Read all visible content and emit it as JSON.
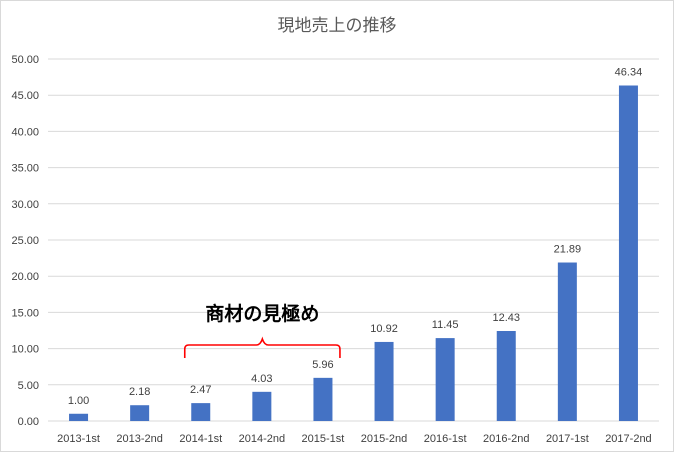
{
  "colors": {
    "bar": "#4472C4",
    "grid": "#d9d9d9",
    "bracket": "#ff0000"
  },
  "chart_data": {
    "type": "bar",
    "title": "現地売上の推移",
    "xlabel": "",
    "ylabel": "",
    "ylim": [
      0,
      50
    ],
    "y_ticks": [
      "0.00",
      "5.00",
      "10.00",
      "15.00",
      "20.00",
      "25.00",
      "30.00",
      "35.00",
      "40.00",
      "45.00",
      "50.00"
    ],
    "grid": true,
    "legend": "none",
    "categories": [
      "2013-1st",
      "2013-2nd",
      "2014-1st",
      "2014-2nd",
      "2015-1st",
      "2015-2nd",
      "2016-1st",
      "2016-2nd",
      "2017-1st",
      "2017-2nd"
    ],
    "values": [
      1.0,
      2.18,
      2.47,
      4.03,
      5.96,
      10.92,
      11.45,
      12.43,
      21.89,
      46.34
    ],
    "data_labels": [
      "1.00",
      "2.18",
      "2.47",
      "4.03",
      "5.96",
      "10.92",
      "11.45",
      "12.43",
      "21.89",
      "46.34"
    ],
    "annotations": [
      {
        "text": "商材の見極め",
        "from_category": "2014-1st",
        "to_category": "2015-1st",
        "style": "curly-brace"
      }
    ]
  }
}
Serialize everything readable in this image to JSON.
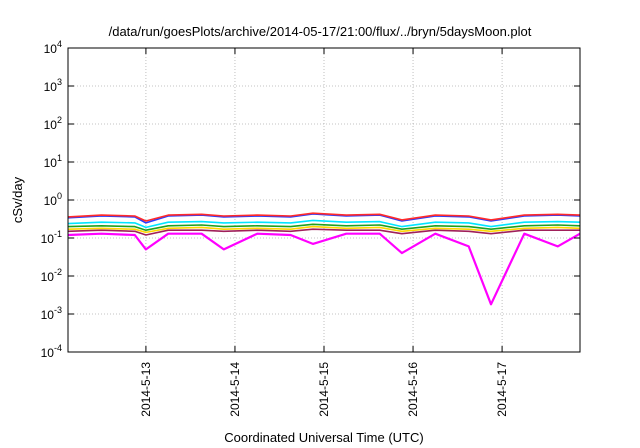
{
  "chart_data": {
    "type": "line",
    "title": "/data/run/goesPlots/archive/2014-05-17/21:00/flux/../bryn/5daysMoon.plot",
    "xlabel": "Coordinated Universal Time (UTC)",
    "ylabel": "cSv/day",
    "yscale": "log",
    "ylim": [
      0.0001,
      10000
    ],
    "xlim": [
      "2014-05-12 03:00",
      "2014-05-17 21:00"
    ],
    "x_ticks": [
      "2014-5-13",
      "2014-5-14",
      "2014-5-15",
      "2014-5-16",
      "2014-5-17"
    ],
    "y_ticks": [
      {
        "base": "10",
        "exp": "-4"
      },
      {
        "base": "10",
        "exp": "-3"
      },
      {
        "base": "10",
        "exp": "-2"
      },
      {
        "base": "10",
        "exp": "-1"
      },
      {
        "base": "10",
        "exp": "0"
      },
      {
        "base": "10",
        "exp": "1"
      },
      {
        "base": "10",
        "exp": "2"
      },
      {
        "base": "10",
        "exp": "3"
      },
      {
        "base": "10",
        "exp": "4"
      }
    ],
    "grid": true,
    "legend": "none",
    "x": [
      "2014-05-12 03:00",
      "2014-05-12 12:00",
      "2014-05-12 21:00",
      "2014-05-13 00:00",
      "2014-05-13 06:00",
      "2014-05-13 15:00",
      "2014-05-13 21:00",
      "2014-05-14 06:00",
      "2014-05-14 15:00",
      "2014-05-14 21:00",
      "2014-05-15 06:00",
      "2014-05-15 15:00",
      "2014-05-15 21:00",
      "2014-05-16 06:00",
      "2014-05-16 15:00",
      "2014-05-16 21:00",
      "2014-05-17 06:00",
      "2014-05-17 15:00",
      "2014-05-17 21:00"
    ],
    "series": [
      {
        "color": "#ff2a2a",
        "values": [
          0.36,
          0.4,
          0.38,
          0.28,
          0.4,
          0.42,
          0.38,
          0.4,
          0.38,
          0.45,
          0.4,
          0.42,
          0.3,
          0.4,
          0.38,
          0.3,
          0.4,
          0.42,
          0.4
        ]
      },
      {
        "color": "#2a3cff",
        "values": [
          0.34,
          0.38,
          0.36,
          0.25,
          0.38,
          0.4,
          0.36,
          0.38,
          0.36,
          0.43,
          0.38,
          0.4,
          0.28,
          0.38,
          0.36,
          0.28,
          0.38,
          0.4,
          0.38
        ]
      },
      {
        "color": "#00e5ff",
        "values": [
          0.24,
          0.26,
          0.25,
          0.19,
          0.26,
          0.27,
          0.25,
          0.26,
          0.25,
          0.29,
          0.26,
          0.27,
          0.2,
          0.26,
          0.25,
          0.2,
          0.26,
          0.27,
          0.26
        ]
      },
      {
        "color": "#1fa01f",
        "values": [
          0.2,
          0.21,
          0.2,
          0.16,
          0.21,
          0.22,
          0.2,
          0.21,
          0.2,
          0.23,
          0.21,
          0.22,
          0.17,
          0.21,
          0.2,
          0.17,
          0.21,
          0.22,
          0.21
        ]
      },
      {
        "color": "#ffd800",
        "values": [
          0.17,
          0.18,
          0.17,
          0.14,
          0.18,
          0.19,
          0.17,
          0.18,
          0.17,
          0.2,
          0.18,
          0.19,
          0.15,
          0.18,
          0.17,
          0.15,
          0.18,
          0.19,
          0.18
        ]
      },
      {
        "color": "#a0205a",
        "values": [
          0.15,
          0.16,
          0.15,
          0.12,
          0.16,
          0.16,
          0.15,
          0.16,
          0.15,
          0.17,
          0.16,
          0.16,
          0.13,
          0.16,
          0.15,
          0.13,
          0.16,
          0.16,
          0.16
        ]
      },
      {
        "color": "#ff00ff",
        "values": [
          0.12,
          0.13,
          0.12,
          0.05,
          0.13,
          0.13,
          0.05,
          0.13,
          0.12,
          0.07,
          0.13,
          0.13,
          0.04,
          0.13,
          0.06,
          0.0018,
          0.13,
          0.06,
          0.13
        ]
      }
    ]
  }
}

---

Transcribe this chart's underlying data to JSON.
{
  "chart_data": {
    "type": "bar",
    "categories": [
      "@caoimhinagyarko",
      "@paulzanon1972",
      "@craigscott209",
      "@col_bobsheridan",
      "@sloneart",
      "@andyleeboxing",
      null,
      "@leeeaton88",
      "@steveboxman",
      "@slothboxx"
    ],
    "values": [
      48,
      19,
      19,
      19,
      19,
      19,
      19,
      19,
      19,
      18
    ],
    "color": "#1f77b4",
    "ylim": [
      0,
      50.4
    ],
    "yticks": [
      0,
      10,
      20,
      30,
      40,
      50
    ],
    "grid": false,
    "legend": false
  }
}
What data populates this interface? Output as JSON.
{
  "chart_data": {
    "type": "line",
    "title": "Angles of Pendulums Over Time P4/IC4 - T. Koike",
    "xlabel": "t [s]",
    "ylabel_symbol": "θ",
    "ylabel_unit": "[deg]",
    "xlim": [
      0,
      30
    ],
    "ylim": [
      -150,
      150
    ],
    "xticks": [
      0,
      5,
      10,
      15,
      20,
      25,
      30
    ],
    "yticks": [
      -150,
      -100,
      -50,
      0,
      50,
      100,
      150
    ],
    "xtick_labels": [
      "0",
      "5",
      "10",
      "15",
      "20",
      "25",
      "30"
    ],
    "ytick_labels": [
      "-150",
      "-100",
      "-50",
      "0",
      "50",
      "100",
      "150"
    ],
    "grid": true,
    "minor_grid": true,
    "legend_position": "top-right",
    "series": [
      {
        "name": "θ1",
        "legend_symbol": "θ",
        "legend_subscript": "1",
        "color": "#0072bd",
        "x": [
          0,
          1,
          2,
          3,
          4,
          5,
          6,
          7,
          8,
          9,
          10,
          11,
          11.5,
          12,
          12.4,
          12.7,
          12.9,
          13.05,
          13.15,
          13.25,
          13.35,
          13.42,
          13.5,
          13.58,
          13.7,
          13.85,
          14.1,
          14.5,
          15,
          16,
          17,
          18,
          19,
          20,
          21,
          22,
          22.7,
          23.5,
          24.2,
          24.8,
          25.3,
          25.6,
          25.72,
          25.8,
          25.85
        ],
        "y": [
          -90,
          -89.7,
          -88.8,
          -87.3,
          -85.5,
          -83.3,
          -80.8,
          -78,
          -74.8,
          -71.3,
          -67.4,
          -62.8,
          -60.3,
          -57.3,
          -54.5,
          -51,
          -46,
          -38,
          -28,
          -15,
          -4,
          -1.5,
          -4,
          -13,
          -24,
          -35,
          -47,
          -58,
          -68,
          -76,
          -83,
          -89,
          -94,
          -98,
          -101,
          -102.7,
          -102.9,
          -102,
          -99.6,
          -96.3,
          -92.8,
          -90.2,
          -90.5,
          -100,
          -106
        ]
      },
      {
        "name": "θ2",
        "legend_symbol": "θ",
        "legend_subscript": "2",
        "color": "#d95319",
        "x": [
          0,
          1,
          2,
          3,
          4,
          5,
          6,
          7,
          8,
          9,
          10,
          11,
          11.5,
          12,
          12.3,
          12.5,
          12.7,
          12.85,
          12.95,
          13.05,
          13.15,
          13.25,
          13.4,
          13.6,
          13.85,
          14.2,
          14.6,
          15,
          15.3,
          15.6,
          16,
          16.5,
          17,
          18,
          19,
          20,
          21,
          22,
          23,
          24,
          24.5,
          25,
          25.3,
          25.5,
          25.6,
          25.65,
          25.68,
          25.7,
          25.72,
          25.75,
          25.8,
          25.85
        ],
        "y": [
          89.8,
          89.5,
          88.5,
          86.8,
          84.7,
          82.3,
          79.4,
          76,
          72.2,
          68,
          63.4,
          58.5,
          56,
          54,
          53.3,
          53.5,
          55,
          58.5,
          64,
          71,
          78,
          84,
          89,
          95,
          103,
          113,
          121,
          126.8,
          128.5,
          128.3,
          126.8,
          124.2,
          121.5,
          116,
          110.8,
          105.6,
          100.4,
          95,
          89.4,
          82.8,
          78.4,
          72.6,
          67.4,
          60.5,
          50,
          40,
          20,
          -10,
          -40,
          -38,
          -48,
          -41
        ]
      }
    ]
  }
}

* * *

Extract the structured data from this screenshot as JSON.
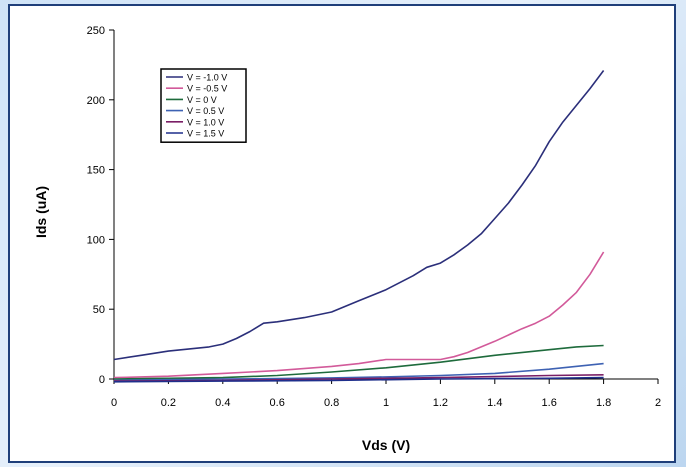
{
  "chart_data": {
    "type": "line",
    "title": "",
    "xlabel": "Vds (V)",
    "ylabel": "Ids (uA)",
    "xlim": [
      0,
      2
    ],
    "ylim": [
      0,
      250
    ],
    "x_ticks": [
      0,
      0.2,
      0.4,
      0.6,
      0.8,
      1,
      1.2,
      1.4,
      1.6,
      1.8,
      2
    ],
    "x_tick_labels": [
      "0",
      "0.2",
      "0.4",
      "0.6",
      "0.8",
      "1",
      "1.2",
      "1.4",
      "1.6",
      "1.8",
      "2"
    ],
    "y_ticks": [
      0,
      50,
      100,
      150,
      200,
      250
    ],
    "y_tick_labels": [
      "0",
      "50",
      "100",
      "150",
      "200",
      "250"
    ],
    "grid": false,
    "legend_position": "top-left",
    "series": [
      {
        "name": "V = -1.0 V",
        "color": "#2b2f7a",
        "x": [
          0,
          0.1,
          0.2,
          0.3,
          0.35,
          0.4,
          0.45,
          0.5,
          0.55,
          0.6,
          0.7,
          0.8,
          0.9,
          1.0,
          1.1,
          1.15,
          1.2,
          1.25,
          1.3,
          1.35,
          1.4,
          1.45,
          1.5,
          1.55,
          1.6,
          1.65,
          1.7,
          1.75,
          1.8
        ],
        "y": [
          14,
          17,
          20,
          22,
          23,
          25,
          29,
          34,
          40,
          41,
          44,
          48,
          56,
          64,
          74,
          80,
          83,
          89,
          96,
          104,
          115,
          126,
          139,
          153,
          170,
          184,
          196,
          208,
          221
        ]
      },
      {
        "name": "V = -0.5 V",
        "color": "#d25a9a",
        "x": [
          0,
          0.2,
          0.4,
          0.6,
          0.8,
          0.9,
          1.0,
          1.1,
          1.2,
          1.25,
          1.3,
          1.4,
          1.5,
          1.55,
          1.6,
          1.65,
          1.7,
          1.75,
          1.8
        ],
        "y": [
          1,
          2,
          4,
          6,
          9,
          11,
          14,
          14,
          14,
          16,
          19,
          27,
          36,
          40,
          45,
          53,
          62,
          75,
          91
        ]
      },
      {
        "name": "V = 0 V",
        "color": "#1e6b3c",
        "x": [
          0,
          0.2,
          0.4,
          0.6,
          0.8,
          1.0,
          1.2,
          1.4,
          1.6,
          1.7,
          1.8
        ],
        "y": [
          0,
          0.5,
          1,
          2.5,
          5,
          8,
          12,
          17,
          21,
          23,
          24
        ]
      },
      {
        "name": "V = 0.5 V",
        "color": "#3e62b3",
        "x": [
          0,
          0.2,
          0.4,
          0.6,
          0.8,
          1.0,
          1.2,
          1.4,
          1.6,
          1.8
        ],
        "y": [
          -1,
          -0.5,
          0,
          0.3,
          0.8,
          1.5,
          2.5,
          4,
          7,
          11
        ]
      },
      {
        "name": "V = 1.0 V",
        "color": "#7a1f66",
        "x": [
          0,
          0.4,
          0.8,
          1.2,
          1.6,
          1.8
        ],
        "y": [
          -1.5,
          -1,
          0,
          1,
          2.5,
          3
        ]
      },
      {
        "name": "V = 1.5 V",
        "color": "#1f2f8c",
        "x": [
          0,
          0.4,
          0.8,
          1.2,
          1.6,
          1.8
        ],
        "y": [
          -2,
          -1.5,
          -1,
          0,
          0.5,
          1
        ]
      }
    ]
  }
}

### THE REQUEST:
Every line holding "name" should be copied out.

### PROBLEM SOLUTION:
        "name": "θ1",
        "name": "θ2",
        "name": "V = -1.0 V",
        "name": "V = -0.5 V",
        "name": "V = 0 V",
        "name": "V = 0.5 V",
        "name": "V = 1.0 V",
        "name": "V = 1.5 V",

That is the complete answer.